-- START --

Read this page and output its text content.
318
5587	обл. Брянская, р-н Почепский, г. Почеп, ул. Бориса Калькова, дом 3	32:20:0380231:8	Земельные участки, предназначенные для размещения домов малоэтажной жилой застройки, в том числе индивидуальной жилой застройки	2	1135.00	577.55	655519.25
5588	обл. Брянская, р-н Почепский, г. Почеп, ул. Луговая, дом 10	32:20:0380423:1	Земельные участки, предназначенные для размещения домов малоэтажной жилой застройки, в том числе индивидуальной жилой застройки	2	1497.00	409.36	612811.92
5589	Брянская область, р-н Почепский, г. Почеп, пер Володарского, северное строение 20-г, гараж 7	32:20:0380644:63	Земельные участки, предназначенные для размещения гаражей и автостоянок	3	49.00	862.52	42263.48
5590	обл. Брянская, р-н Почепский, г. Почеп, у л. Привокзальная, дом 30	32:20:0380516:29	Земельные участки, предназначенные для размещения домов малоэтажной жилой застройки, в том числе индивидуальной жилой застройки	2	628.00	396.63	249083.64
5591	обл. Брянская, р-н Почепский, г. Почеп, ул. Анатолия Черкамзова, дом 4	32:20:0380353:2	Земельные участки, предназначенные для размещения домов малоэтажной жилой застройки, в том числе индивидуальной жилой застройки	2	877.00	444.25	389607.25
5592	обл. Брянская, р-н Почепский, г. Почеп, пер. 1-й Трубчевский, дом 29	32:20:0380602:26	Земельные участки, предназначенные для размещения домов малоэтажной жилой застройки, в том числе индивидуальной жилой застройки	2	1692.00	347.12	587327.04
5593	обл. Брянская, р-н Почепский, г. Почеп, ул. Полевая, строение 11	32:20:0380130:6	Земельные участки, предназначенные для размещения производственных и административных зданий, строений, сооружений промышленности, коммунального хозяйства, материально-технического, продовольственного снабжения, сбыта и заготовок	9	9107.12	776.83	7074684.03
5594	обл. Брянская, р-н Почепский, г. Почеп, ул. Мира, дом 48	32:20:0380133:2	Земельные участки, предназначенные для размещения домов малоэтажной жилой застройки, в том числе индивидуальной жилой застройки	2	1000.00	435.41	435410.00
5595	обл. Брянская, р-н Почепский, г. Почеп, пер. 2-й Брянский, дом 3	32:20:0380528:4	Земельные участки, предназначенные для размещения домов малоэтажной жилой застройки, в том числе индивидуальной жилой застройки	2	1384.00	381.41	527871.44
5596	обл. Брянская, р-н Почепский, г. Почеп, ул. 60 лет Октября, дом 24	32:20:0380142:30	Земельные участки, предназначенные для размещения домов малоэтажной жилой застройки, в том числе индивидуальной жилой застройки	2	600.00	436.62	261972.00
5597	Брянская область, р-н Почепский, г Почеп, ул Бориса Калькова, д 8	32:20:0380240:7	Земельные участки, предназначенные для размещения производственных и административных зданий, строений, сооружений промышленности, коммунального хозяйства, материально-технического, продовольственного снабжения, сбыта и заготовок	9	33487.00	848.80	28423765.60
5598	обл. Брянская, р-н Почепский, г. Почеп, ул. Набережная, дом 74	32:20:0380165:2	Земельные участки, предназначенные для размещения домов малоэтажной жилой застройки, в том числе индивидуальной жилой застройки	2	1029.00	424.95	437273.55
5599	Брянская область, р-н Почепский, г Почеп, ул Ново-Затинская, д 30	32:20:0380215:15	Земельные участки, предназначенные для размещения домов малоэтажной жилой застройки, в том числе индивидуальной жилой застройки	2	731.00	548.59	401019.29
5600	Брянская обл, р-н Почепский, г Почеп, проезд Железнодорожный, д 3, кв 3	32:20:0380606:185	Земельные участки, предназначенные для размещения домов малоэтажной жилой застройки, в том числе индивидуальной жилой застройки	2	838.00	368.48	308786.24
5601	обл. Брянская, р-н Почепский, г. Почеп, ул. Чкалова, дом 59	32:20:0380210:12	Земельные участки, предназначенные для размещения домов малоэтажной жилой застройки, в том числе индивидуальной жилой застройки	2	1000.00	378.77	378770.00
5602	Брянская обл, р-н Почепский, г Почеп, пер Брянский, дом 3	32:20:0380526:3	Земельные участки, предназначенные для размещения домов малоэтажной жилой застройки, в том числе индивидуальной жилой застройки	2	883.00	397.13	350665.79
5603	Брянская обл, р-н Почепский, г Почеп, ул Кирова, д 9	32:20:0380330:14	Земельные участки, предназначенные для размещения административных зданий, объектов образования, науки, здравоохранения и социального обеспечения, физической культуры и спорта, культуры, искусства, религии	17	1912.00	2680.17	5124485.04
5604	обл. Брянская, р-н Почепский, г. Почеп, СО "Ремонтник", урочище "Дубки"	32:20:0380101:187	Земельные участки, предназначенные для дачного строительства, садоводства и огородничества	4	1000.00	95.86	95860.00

-- END --

OBJECTIVE: Reproduce the complete data exactly as presented above.

SOLUTION TO THE PROBLEM:
Read this page and output its text content.
318
5587	обл. Брянская, р-н Почепский, г. Почеп, ул. Бориса Калькова, дом 3	32:20:0380231:8	Земельные участки, предназначенные для размещения домов малоэтажной жилой застройки, в том числе индивидуальной жилой застройки	2	1135.00	577.55	655519.25
5588	обл. Брянская, р-н Почепский, г. Почеп, ул. Луговая, дом 10	32:20:0380423:1	Земельные участки, предназначенные для размещения домов малоэтажной жилой застройки, в том числе индивидуальной жилой застройки	2	1497.00	409.36	612811.92
5589	Брянская область, р-н Почепский, г. Почеп, пер Володарского, северное строение 20-г, гараж 7	32:20:0380644:63	Земельные участки, предназначенные для размещения гаражей и автостоянок	3	49.00	862.52	42263.48
5590	обл. Брянская, р-н Почепский, г. Почеп, у л. Привокзальная, дом 30	32:20:0380516:29	Земельные участки, предназначенные для размещения домов малоэтажной жилой застройки, в том числе индивидуальной жилой застройки	2	628.00	396.63	249083.64
5591	обл. Брянская, р-н Почепский, г. Почеп, ул. Анатолия Черкамзова, дом 4	32:20:0380353:2	Земельные участки, предназначенные для размещения домов малоэтажной жилой застройки, в том числе индивидуальной жилой застройки	2	877.00	444.25	389607.25
5592	обл. Брянская, р-н Почепский, г. Почеп, пер. 1-й Трубчевский, дом 29	32:20:0380602:26	Земельные участки, предназначенные для размещения домов малоэтажной жилой застройки, в том числе индивидуальной жилой застройки	2	1692.00	347.12	587327.04
5593	обл. Брянская, р-н Почепский, г. Почеп, ул. Полевая, строение 11	32:20:0380130:6	Земельные участки, предназначенные для размещения производственных и административных зданий, строений, сооружений промышленности, коммунального хозяйства, материально-технического, продовольственного снабжения, сбыта и заготовок	9	9107.12	776.83	7074684.03
5594	обл. Брянская, р-н Почепский, г. Почеп, ул. Мира, дом 48	32:20:0380133:2	Земельные участки, предназначенные для размещения домов малоэтажной жилой застройки, в том числе индивидуальной жилой застройки	2	1000.00	435.41	435410.00
5595	обл. Брянская, р-н Почепский, г. Почеп, пер. 2-й Брянский, дом 3	32:20:0380528:4	Земельные участки, предназначенные для размещения домов малоэтажной жилой застройки, в том числе индивидуальной жилой застройки	2	1384.00	381.41	527871.44
5596	обл. Брянская, р-н Почепский, г. Почеп, ул. 60 лет Октября, дом 24	32:20:0380142:30	Земельные участки, предназначенные для размещения домов малоэтажной жилой застройки, в том числе индивидуальной жилой застройки	2	600.00	436.62	261972.00
5597	Брянская область, р-н Почепский, г Почеп, ул Бориса Калькова, д 8	32:20:0380240:7	Земельные участки, предназначенные для размещения производственных и административных зданий, строений, сооружений промышленности, коммунального хозяйства, материально-технического, продовольственного снабжения, сбыта и заготовок	9	33487.00	848.80	28423765.60
5598	обл. Брянская, р-н Почепский, г. Почеп, ул. Набережная, дом 74	32:20:0380165:2	Земельные участки, предназначенные для размещения домов малоэтажной жилой застройки, в том числе индивидуальной жилой застройки	2	1029.00	424.95	437273.55
5599	Брянская область, р-н Почепский, г Почеп, ул Ново-Затинская, д 30	32:20:0380215:15	Земельные участки, предназначенные для размещения домов малоэтажной жилой застройки, в том числе индивидуальной жилой застройки	2	731.00	548.59	401019.29
5600	Брянская обл, р-н Почепский, г Почеп, проезд Железнодорожный, д 3, кв 3	32:20:0380606:185	Земельные участки, предназначенные для размещения домов малоэтажной жилой застройки, в том числе индивидуальной жилой застройки	2	838.00	368.48	308786.24
5601	обл. Брянская, р-н Почепский, г. Почеп, ул. Чкалова, дом 59	32:20:0380210:12	Земельные участки, предназначенные для размещения домов малоэтажной жилой застройки, в том числе индивидуальной жилой застройки	2	1000.00	378.77	378770.00
5602	Брянская обл, р-н Почепский, г Почеп, пер Брянский, дом 3	32:20:0380526:3	Земельные участки, предназначенные для размещения домов малоэтажной жилой застройки, в том числе индивидуальной жилой застройки	2	883.00	397.13	350665.79
5603	Брянская обл, р-н Почепский, г Почеп, ул Кирова, д 9	32:20:0380330:14	Земельные участки, предназначенные для размещения административных зданий, объектов образования, науки, здравоохранения и социального обеспечения, физической культуры и спорта, культуры, искусства, религии	17	1912.00	2680.17	5124485.04
5604	обл. Брянская, р-н Почепский, г. Почеп, СО "Ремонтник", урочище "Дубки"	32:20:0380101:187	Земельные участки, предназначенные для дачного строительства, садоводства и огородничества	4	1000.00	95.86	95860.00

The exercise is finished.